+++ LISTED RECORDS +++

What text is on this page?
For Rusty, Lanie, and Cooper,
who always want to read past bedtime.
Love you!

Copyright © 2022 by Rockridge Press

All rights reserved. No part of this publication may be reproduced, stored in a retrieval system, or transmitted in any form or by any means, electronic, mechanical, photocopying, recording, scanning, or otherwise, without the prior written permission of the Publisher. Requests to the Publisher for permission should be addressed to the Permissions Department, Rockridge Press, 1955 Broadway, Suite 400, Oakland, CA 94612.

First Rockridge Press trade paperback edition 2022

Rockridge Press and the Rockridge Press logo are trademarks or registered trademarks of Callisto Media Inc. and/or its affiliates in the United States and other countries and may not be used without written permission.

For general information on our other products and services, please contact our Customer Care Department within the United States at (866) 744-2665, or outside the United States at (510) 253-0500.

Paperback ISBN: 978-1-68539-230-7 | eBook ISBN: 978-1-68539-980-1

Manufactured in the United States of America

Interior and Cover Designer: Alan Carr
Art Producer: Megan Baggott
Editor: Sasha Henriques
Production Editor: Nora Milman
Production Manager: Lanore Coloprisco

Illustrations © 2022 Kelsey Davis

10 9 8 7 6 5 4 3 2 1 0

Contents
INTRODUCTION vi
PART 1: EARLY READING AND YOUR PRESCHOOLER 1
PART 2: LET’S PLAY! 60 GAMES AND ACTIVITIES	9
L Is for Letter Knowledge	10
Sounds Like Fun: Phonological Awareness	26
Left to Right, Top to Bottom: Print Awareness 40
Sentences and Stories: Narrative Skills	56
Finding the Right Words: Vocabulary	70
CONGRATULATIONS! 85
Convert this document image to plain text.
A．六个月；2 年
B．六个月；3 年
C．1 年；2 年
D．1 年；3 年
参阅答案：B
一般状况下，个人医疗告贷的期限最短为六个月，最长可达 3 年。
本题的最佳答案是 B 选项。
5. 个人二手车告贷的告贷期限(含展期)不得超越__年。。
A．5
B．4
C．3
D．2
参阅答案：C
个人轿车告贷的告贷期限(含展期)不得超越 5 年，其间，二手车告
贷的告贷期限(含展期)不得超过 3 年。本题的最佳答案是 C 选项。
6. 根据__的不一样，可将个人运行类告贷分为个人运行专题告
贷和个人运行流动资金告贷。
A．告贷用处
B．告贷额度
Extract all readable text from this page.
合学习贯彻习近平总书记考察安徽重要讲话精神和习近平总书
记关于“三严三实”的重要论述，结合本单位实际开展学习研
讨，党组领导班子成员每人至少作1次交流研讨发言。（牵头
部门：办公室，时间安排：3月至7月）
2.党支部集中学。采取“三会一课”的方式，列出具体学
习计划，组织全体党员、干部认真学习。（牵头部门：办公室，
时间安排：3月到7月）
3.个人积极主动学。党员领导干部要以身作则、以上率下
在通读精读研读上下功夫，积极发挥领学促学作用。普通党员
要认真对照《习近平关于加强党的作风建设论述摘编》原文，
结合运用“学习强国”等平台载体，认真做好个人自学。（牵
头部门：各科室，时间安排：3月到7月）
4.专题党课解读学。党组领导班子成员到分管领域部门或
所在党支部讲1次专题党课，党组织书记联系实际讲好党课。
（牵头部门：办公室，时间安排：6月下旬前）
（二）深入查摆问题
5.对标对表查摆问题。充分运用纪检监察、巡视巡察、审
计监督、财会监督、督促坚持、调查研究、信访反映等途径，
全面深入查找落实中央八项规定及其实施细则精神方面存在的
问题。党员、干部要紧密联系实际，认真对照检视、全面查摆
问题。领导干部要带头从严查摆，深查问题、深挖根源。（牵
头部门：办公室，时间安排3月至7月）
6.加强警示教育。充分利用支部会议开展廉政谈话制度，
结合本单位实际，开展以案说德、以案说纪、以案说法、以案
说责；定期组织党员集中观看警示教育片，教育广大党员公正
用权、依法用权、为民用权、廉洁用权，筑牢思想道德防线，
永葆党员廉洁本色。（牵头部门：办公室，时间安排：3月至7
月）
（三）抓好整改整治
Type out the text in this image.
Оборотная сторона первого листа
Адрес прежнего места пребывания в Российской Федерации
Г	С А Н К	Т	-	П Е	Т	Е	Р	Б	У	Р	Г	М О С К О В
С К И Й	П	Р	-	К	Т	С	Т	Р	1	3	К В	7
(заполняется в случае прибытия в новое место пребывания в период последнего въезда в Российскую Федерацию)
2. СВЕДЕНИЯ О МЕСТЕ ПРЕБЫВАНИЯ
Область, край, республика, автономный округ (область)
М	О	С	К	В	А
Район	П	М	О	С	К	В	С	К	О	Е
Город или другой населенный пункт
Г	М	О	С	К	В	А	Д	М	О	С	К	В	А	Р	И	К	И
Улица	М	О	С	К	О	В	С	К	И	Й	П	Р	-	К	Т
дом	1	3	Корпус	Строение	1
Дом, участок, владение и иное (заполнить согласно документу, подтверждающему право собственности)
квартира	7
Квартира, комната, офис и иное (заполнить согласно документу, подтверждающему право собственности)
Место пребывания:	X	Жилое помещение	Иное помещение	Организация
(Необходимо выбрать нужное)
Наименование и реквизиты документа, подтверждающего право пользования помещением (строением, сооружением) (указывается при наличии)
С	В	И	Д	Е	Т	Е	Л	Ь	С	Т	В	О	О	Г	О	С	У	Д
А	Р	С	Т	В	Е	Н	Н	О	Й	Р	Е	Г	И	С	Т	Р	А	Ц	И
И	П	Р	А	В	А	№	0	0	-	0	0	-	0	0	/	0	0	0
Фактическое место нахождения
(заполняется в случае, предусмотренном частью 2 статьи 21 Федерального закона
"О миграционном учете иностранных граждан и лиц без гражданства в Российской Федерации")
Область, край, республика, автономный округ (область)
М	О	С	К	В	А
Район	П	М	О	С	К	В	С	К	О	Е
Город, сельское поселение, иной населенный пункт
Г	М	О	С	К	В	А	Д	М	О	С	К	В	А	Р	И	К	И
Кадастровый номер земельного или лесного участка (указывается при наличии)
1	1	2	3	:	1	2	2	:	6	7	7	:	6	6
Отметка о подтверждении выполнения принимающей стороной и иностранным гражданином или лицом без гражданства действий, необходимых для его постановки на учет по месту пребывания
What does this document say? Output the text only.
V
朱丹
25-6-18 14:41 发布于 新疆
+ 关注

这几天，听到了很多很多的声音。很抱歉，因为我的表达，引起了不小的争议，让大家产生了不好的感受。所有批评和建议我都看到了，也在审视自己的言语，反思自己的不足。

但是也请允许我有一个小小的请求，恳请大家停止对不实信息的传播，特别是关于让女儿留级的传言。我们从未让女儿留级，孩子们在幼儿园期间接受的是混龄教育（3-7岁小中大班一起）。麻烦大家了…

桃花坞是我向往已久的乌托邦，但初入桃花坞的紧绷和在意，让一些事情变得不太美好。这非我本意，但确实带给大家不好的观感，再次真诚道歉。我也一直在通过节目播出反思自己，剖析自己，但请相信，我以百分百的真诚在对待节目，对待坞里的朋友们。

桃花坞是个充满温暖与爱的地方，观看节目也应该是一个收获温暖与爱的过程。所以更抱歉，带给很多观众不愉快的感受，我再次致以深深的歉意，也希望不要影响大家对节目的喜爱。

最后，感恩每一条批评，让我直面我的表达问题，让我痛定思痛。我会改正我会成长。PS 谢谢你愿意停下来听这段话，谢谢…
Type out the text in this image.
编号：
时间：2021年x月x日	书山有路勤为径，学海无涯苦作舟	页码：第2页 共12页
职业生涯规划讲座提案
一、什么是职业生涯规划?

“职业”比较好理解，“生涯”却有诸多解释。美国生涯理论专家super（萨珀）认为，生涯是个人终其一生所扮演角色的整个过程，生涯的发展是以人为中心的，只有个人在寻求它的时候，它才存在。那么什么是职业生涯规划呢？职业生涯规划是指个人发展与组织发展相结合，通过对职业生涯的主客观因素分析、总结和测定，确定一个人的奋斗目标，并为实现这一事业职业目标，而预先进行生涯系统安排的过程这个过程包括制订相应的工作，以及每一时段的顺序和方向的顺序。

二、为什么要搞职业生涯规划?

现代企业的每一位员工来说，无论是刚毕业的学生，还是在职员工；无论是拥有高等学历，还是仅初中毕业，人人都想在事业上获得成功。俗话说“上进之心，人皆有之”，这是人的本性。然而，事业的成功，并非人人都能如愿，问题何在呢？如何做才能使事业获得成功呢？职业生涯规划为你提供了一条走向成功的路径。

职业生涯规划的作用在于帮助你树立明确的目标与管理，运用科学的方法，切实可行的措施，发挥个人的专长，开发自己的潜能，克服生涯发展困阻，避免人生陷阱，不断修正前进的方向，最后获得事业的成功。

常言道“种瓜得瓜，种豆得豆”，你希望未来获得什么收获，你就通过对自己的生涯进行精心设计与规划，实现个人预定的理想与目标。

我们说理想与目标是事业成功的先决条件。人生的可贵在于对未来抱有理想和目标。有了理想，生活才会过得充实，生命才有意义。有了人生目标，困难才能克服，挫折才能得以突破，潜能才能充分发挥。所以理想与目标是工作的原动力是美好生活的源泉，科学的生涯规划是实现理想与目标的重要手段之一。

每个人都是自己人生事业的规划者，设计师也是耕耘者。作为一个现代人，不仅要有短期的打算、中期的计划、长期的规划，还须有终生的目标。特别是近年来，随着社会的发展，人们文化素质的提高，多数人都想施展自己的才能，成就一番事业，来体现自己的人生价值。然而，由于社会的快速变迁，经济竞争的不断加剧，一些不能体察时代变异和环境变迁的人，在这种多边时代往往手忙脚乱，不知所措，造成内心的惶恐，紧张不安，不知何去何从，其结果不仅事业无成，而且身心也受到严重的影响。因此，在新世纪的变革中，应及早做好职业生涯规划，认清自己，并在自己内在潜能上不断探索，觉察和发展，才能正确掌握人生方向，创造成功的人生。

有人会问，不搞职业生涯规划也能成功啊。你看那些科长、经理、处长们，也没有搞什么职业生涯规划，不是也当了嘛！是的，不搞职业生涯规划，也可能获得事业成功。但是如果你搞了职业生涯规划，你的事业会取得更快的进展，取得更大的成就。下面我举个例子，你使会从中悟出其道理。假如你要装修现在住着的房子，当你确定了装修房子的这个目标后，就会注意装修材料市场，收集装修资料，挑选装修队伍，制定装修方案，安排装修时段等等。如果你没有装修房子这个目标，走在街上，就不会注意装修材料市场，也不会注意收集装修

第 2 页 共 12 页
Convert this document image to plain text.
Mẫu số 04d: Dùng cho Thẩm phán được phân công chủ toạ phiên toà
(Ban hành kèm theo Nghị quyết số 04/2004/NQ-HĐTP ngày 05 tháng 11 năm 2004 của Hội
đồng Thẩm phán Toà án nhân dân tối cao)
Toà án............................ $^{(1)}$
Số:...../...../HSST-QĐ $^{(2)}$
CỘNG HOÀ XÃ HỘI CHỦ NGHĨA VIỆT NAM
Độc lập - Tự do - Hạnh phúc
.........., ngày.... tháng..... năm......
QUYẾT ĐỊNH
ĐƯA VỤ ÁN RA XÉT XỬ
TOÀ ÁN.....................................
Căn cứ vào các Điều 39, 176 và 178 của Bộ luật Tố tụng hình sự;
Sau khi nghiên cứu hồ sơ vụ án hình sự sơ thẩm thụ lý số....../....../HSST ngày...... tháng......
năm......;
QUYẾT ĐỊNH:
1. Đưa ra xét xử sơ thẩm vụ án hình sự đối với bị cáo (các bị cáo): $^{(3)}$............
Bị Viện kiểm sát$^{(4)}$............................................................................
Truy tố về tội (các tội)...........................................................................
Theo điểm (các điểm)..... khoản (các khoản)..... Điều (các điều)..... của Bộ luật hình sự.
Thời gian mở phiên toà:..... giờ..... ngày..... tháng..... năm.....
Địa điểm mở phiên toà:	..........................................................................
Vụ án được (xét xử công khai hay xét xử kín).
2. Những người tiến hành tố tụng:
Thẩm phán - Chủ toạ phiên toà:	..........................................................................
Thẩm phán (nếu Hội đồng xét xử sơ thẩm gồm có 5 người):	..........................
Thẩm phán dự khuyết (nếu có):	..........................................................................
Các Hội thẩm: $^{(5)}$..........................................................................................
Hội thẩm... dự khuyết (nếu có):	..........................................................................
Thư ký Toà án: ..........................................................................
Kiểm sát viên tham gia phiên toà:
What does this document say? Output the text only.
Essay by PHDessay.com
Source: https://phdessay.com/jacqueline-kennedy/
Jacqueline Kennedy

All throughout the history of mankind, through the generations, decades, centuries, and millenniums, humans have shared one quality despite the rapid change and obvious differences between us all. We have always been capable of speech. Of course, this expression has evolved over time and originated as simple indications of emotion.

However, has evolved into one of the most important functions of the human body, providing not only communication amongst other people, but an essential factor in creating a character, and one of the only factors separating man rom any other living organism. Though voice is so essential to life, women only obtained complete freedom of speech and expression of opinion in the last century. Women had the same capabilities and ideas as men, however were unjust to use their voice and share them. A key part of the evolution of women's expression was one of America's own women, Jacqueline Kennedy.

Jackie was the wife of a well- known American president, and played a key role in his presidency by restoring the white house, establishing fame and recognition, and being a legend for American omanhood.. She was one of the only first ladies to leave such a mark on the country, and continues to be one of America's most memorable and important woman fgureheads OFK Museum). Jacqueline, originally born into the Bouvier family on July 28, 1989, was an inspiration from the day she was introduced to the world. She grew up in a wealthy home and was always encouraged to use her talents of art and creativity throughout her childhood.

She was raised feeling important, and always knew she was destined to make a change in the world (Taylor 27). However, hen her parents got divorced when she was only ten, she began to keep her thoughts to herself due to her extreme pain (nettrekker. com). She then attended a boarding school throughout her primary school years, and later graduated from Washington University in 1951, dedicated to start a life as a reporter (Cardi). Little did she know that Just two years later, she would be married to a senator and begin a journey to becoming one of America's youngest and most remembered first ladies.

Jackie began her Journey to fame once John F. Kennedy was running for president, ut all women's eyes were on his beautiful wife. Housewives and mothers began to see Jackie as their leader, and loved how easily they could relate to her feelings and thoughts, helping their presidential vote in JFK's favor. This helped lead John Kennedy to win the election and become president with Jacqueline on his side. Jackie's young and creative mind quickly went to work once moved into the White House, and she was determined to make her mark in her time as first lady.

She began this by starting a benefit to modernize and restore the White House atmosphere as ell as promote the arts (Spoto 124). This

+++

:: WHAT THIS TASK INVOLVES ::
Where a line above includes "hành", copy that line.

:: COMPLETE ANSWER ::
(Ban hành kèm theo Nghị quyết số 04/2004/NQ-HĐTP ngày 05 tháng 11 năm 2004 của Hội
2. Những người tiến hành tố tụng:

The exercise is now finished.